## Exercise materials
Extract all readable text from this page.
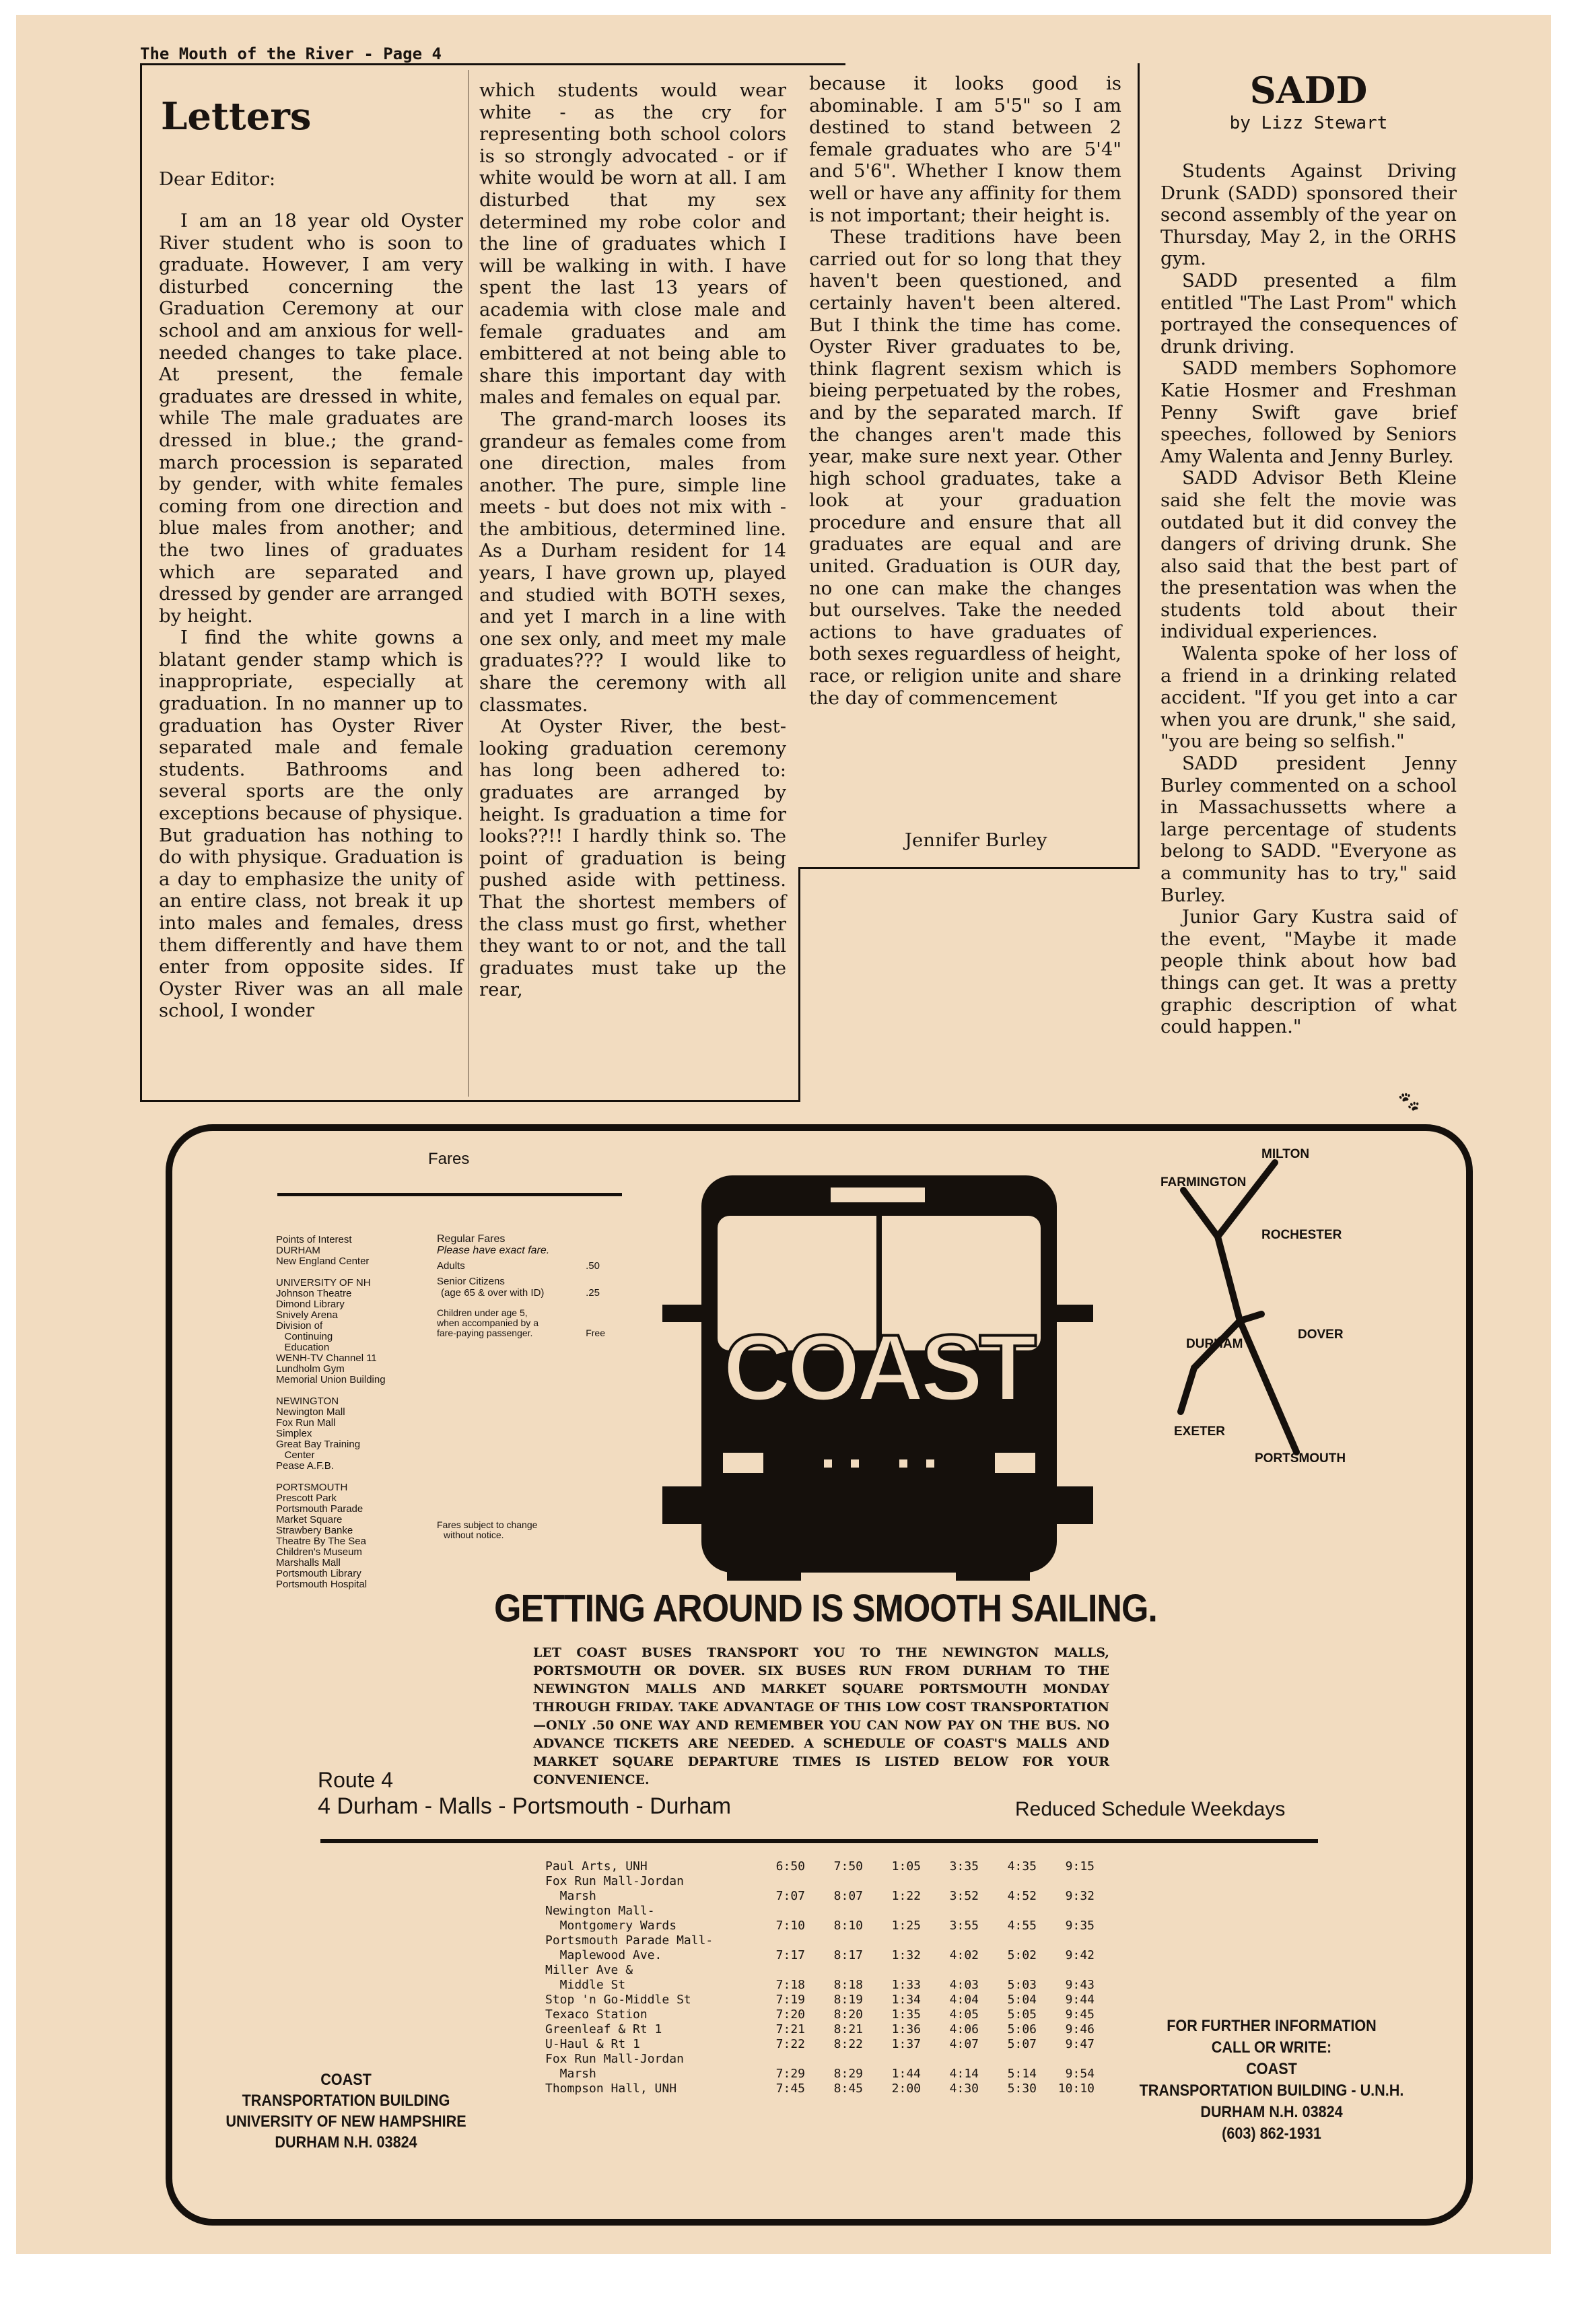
The Mouth of the River - Page 4
Letters
Dear Editor:

I am an 18 year old Oyster River student who is soon to graduate. However, I am very disturbed concerning the Graduation Ceremony at our school and am anxious for well-needed changes to take place. At present, the female graduates are dressed in white, while The male graduates are dressed in blue.; the grand-march procession is separated by gender, with white females coming from one direction and blue males from another; and the two lines of graduates which are separated and dressed by gender are arranged by height.

I find the white gowns a blatant gender stamp which is inappropriate, especially at graduation. In no manner up to graduation has Oyster River separated male and female students. Bathrooms and several sports are the only exceptions because of physique. But graduation has nothing to do with physique. Graduation is a day to emphasize the unity of an entire class, not break it up into males and females, dress them differently and have them enter from opposite sides. If Oyster River was an all male school, I wonder

which students would wear white - as the cry for representing both school colors is so strongly advocated - or if white would be worn at all. I am disturbed that my sex determined my robe color and the line of graduates which I will be walking in with. I have spent the last 13 years of academia with close male and female graduates and am embittered at not being able to share this important day with males and females on equal par.

The grand-march looses its grandeur as females come from one direction, males from another. The pure, simple line meets - but does not mix with - the ambitious, determined line. As a Durham resident for 14 years, I have grown up, played and studied with BOTH sexes, and yet I march in a line with one sex only, and meet my male graduates??? I would like to share the ceremony with all classmates.

At Oyster River, the best-looking graduation ceremony has long been adhered to: graduates are arranged by height. Is graduation a time for looks??!! I hardly think so. The point of graduation is being pushed aside with pettiness. That the shortest members of the class must go first, whether they want to or not, and the tall graduates must take up the rear,

because it looks good is abominable. I am 5'5" so I am destined to stand between 2 female graduates who are 5'4" and 5'6". Whether I know them well or have any affinity for them is not important; their height is.

These traditions have been carried out for so long that they haven't been questioned, and certainly haven't been altered. But I think the time has come. Oyster River graduates to be, think flagrent sexism which is bieing perpetuated by the robes, and by the separated march. If the changes aren't made this year, make sure next year. Other high school graduates, take a look at your graduation procedure and ensure that all graduates are equal and are united. Graduation is OUR day, no one can make the changes but ourselves. Take the needed actions to have graduates of both sexes reguardless of height, race, or religion unite and share the day of commencement

Jennifer Burley
SADD
by Lizz Stewart

Students Against Driving Drunk (SADD) sponsored their second assembly of the year on Thursday, May 2, in the ORHS gym.

SADD presented a film entitled "The Last Prom" which portrayed the consequences of drunk driving.

SADD members Sophomore Katie Hosmer and Freshman Penny Swift gave brief speeches, followed by Seniors Amy Walenta and Jenny Burley.

SADD Advisor Beth Kleine said she felt the movie was outdated but it did convey the dangers of driving drunk. She also said that the best part of the presentation was when the students told about their individual experiences.

Walenta spoke of her loss of a friend in a drinking related accident. "If you get into a car when you are drunk," she said, "you are being so selfish."

SADD president Jenny Burley commented on a school in Massachussetts where a large percentage of students belong to SADD. "Everyone as a community has to try," said Burley.

Junior Gary Kustra said of the event, "Maybe it made people think about how bad things can get. It was a pretty graphic description of what could happen."

🐾︎
Fares
Points of Interest
DURHAM
New England Center
UNIVERSITY OF NH
Johnson Theatre
Dimond Library
Snively Arena
Division of
Continuing
Education
WENH-TV Channel 11
Lundholm Gym
Memorial Union Building
NEWINGTON
Newington Mall
Fox Run Mall
Simplex
Great Bay Training
Center
Pease A.F.B.
PORTSMOUTH
Prescott Park
Portsmouth Parade
Market Square
Strawbery Banke
Theatre By The Sea
Children's Museum
Marshalls Mall
Portsmouth Library
Portsmouth Hospital
Regular Fares
Please have exact fare.
Adults	.50
Senior Citizens
(age 65 & over with ID)	.25
Children under age 5,
when accompanied by a
fare-paying passenger.	Free
Fares subject to change
without notice.
COAST
MILTON
FARMINGTON
ROCHESTER
DOVER
DURHAM
EXETER
PORTSMOUTH
GETTING AROUND IS SMOOTH SAILING.
LET COAST BUSES TRANSPORT YOU TO THE NEWINGTON MALLS, PORTSMOUTH OR DOVER. SIX BUSES RUN FROM DURHAM TO THE NEWINGTON MALLS AND MARKET SQUARE PORTSMOUTH MONDAY THROUGH FRIDAY. TAKE ADVANTAGE OF THIS LOW COST TRANSPORTATION—ONLY .50 ONE WAY AND REMEMBER YOU CAN NOW PAY ON THE BUS. NO ADVANCE TICKETS ARE NEEDED. A SCHEDULE OF COAST'S MALLS AND MARKET SQUARE DEPARTURE TIMES IS LISTED BELOW FOR YOUR CONVENIENCE.
Route 4
4 Durham - Malls - Portsmouth - Durham	Reduced Schedule Weekdays
Paul Arts, UNH	6:50	7:50	1:05	3:35	4:35	9:15
Fox Run Mall-Jordan						
Marsh	7:07	8:07	1:22	3:52	4:52	9:32
Newington Mall-						
Montgomery Wards	7:10	8:10	1:25	3:55	4:55	9:35
Portsmouth Parade Mall-						
Maplewood Ave.	7:17	8:17	1:32	4:02	5:02	9:42
Miller Ave &						
Middle St	7:18	8:18	1:33	4:03	5:03	9:43
Stop 'n Go-Middle St	7:19	8:19	1:34	4:04	5:04	9:44
Texaco Station	7:20	8:20	1:35	4:05	5:05	9:45
Greenleaf & Rt 1	7:21	8:21	1:36	4:06	5:06	9:46
U-Haul & Rt 1	7:22	8:22	1:37	4:07	5:07	9:47
Fox Run Mall-Jordan						
Marsh	7:29	8:29	1:44	4:14	5:14	9:54
Thompson Hall, UNH	7:45	8:45	2:00	4:30	5:30	10:10
COAST
TRANSPORTATION BUILDING
UNIVERSITY OF NEW HAMPSHIRE
DURHAM N.H. 03824
FOR FURTHER INFORMATION
CALL OR WRITE:
COAST
TRANSPORTATION BUILDING - U.N.H.
DURHAM N.H. 03824
(603) 862-1931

## What you will do
Whenever "Jenny" turns up in a line, pick that line out.

## Full solution
SADD members Sophomore Katie Hosmer and Freshman Penny Swift gave brief speeches, followed by Seniors Amy Walenta and Jenny Burley.
SADD president Jenny Burley commented on a school in Massachussetts where a large percentage of students belong to SADD. "Everyone as a community has to try," said Burley.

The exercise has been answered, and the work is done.